----- EXERCISE INPUTS -----
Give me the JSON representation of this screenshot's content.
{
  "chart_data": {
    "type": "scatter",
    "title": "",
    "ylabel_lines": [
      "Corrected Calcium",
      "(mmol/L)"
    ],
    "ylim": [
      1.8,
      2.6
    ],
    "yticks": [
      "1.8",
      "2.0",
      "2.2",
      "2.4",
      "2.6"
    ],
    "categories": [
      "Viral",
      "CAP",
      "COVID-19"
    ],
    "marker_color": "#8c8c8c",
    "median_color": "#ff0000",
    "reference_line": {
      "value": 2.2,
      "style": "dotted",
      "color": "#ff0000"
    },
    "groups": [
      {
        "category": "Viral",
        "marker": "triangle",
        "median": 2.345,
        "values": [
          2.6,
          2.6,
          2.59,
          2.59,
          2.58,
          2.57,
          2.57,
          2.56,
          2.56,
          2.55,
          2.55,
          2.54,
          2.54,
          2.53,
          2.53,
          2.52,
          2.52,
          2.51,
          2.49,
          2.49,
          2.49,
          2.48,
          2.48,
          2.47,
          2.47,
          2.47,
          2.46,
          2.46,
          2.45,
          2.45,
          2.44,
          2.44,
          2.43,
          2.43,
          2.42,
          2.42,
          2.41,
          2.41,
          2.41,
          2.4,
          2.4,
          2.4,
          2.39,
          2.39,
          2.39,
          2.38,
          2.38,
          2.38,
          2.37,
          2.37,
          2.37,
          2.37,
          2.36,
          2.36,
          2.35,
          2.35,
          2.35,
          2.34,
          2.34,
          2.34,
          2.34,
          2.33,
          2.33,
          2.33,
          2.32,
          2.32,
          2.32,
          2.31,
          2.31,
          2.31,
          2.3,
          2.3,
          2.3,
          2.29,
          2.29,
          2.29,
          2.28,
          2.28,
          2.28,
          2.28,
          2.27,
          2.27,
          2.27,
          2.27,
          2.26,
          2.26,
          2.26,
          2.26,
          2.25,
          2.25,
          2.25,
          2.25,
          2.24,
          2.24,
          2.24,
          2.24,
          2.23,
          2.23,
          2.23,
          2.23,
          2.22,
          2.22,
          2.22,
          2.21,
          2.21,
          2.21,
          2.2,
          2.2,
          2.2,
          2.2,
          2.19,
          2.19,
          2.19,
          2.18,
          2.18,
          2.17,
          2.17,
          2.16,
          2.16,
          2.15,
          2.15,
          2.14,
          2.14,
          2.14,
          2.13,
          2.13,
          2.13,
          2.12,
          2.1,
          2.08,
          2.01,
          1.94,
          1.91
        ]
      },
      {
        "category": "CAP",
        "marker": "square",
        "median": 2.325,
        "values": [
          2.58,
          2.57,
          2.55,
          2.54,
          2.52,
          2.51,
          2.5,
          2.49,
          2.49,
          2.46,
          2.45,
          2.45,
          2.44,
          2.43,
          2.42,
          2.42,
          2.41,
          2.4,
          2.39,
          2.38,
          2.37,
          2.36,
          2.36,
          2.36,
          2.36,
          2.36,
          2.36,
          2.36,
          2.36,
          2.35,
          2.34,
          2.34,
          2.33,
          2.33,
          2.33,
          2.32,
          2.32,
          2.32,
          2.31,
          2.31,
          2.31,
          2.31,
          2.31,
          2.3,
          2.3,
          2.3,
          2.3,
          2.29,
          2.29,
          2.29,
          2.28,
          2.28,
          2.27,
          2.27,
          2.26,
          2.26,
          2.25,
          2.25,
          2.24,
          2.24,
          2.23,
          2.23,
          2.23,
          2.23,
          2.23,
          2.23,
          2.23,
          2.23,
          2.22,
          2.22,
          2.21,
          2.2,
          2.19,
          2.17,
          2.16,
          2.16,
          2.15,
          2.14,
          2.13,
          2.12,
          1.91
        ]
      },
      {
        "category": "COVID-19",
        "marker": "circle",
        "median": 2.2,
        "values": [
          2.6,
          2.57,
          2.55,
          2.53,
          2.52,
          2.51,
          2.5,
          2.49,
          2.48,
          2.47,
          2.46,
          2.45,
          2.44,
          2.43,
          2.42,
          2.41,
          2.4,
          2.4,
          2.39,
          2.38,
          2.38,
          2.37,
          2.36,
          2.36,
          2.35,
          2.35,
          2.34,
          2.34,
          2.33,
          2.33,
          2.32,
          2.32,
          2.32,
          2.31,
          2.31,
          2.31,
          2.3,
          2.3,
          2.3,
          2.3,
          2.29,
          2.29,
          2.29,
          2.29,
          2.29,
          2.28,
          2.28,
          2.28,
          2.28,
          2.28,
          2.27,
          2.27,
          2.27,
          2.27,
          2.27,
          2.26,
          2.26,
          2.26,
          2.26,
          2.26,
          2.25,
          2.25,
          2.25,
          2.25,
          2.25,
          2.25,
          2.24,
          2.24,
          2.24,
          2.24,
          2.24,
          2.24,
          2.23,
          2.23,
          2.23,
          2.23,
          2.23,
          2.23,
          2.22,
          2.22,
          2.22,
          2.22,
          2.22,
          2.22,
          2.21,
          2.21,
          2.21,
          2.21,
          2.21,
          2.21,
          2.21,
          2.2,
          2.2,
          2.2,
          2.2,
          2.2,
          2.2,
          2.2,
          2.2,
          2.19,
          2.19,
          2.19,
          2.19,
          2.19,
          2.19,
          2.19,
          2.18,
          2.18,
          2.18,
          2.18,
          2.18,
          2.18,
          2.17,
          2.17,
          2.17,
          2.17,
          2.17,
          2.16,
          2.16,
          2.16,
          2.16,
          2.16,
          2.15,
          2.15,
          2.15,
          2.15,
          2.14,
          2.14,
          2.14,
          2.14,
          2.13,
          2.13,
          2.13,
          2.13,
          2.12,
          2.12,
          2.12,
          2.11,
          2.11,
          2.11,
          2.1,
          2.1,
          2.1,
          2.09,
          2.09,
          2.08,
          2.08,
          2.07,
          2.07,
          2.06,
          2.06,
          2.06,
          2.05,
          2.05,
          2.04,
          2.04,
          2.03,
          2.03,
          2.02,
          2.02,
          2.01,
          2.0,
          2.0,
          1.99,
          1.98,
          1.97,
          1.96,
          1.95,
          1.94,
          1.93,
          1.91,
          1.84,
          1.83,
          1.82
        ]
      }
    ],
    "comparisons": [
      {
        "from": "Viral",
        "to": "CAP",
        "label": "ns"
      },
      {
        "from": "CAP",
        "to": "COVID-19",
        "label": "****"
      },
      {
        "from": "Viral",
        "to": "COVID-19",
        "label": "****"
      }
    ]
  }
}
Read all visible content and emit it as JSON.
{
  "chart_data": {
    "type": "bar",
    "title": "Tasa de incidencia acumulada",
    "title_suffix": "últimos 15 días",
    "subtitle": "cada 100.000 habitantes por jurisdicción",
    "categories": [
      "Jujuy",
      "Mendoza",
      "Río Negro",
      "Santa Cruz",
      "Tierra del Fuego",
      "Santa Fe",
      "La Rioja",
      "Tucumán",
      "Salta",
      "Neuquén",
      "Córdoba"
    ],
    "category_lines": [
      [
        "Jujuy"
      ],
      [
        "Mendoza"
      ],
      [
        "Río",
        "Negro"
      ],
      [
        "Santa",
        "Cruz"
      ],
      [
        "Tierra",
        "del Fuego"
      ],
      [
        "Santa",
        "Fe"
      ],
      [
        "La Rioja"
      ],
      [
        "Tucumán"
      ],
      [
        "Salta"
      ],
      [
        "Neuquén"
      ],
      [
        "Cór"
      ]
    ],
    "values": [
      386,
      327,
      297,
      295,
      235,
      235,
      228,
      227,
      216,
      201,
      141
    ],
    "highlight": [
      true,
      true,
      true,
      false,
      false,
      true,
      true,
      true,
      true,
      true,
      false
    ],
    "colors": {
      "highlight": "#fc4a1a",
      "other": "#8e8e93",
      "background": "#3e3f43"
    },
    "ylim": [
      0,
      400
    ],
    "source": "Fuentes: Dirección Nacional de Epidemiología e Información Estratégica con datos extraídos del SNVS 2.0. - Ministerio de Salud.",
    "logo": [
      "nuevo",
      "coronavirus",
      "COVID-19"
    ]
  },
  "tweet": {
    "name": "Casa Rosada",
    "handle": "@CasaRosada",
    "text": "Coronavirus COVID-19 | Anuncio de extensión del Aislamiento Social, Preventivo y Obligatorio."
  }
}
-----
*TASK STATEMENT*:
Every line in the records above that contains the word "Viral" is to be copied out.

*EXERCISE SOLUTION*:
      "Viral",
        "category": "Viral",
        "from": "Viral",
        "from": "Viral",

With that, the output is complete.